* **PROBLEM TO SOLVE**: Pull out every line in the data that has the string "tension" in it.

* **DATA FOR THIS EXERCISE**:
──────────

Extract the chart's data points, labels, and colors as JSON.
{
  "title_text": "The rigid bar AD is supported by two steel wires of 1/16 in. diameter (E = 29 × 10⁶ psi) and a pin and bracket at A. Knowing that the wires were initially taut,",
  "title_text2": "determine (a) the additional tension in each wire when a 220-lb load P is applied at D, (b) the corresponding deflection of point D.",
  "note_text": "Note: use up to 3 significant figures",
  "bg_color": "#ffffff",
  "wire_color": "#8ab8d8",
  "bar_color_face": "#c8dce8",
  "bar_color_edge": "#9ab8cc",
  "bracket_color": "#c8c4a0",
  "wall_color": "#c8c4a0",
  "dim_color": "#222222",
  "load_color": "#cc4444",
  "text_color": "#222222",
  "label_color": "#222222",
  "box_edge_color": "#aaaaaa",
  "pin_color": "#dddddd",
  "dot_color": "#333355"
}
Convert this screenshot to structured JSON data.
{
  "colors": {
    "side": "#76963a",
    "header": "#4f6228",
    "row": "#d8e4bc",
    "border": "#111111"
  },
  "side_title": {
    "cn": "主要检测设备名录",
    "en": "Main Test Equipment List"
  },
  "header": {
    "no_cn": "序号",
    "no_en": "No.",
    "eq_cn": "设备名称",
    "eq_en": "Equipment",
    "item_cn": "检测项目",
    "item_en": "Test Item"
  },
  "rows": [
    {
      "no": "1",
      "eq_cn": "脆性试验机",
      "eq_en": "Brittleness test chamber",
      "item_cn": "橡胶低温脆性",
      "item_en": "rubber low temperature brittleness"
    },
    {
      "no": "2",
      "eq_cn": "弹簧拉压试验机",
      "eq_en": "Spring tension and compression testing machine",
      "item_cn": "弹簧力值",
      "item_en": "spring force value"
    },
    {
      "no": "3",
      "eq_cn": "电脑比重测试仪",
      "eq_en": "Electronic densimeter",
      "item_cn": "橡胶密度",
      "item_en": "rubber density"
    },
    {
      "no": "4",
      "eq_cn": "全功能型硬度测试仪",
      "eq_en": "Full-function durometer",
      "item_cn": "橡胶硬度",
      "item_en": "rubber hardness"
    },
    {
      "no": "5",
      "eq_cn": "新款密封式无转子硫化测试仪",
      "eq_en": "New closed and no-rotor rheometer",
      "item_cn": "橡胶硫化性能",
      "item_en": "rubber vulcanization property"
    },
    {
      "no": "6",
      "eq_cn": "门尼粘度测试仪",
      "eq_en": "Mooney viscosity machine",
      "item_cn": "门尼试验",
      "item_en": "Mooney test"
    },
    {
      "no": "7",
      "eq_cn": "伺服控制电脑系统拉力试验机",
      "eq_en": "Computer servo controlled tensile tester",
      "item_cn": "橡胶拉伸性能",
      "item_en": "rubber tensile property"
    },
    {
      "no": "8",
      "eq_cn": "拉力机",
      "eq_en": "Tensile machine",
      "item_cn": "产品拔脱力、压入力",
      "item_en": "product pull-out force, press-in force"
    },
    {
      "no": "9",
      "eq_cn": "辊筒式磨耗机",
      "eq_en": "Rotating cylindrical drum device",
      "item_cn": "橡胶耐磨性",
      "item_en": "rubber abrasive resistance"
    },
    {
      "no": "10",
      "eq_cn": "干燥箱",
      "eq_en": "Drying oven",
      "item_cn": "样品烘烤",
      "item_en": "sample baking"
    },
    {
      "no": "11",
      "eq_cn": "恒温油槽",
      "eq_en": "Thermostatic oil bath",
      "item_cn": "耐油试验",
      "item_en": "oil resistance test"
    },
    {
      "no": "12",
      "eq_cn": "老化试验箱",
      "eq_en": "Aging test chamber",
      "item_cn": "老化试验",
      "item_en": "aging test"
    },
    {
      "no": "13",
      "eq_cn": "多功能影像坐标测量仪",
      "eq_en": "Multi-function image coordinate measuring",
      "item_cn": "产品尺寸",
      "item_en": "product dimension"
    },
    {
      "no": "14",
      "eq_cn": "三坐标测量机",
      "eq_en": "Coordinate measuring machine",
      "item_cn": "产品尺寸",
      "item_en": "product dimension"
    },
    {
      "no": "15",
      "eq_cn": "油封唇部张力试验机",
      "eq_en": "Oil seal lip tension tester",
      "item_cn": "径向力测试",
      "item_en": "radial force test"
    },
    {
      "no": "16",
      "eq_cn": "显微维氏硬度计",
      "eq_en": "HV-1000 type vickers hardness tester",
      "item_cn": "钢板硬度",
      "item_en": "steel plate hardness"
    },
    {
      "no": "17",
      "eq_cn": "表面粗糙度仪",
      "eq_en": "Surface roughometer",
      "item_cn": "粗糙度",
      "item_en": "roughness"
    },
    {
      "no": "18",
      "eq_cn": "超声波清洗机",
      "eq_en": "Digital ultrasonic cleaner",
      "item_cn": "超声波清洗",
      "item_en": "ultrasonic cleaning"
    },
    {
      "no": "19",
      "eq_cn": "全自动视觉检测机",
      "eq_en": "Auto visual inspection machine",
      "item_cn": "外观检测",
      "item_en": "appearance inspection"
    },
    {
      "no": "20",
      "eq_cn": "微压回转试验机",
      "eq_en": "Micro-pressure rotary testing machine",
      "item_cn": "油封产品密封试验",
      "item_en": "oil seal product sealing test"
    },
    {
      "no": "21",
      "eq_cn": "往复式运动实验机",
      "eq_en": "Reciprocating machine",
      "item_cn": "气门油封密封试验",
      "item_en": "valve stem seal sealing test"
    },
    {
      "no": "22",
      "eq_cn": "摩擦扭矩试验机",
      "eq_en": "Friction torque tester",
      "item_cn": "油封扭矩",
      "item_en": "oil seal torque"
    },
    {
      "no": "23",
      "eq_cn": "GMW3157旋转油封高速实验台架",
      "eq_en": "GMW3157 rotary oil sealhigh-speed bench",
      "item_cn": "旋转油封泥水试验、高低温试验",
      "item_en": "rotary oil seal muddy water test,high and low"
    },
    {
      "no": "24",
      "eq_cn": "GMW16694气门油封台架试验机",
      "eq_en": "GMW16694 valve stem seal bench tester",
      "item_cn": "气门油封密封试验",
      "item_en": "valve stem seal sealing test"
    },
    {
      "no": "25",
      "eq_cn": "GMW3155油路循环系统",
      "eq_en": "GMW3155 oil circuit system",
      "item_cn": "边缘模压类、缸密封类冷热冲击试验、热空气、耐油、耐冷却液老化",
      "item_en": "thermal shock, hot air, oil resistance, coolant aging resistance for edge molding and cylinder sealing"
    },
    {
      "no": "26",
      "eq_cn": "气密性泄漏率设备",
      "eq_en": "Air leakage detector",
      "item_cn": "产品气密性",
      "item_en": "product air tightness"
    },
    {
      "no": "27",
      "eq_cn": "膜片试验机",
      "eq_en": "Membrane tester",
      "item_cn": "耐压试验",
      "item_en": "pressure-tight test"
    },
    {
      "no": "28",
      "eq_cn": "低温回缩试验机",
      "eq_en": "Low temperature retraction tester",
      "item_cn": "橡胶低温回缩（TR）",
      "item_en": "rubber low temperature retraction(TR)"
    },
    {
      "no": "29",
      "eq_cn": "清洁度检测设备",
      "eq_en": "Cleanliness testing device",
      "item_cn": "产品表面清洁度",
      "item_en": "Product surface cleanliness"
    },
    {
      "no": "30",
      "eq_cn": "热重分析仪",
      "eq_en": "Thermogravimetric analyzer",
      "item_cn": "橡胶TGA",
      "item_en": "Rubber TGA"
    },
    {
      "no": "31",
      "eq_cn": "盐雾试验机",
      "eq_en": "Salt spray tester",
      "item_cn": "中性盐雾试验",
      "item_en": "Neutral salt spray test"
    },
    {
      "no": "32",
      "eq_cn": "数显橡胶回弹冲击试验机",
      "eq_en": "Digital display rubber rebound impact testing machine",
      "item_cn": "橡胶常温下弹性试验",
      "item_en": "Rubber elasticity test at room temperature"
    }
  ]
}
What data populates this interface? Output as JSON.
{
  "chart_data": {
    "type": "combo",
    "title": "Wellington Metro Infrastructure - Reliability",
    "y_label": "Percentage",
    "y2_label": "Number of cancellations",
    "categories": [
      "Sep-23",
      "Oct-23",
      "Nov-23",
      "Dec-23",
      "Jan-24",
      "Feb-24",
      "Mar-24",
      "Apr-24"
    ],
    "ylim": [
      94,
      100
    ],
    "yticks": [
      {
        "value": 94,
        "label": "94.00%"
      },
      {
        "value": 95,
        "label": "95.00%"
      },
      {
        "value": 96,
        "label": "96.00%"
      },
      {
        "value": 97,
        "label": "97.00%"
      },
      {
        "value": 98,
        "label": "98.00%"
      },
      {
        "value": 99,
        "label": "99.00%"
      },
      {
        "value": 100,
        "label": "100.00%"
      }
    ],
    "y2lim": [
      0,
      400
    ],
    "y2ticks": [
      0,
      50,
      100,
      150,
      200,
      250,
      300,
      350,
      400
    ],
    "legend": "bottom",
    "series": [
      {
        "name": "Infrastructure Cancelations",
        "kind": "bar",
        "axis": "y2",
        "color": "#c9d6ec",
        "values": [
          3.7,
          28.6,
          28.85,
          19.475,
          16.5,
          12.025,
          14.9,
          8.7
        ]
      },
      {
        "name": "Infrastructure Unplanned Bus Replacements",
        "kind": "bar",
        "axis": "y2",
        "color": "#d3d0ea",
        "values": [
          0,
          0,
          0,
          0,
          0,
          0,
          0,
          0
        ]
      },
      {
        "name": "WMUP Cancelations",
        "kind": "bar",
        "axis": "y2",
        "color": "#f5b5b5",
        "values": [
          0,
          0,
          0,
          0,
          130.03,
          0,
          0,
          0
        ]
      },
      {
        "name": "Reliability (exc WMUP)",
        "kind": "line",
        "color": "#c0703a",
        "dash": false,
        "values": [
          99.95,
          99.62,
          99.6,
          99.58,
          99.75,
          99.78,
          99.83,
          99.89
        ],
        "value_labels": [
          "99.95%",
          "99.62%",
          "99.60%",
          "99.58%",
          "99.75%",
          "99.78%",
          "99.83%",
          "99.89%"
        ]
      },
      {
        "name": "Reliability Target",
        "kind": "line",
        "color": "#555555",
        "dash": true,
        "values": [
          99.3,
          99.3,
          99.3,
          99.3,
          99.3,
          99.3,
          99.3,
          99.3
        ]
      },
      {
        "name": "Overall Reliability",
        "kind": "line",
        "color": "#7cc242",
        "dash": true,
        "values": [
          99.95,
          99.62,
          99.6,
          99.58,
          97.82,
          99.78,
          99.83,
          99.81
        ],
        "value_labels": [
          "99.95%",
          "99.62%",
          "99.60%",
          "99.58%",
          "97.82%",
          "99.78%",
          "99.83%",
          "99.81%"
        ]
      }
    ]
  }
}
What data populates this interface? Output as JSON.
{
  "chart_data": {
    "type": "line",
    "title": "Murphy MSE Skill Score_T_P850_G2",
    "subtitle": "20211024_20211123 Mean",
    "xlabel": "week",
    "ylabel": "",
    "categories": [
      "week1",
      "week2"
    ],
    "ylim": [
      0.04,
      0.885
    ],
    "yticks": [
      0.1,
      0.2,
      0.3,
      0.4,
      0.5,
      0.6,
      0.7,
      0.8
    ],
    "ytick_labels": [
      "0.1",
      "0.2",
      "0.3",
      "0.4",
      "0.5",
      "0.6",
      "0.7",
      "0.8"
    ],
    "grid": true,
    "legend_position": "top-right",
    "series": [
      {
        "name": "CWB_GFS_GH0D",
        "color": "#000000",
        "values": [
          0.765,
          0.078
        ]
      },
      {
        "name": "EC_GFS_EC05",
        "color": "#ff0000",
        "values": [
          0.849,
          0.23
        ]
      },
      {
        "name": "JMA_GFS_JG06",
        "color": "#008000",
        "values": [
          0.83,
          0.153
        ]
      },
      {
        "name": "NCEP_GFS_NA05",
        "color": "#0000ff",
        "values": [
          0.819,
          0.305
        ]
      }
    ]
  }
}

──────────

* **RESULT FOR THIS EXERCISE**:
  "title_text2": "determine (a) the additional tension in each wire when a 220-lb load P is applied at D, (b) the corresponding deflection of point D.",
      "eq_en": "Spring tension and compression testing machine",
      "eq_en": "Oil seal lip tension tester",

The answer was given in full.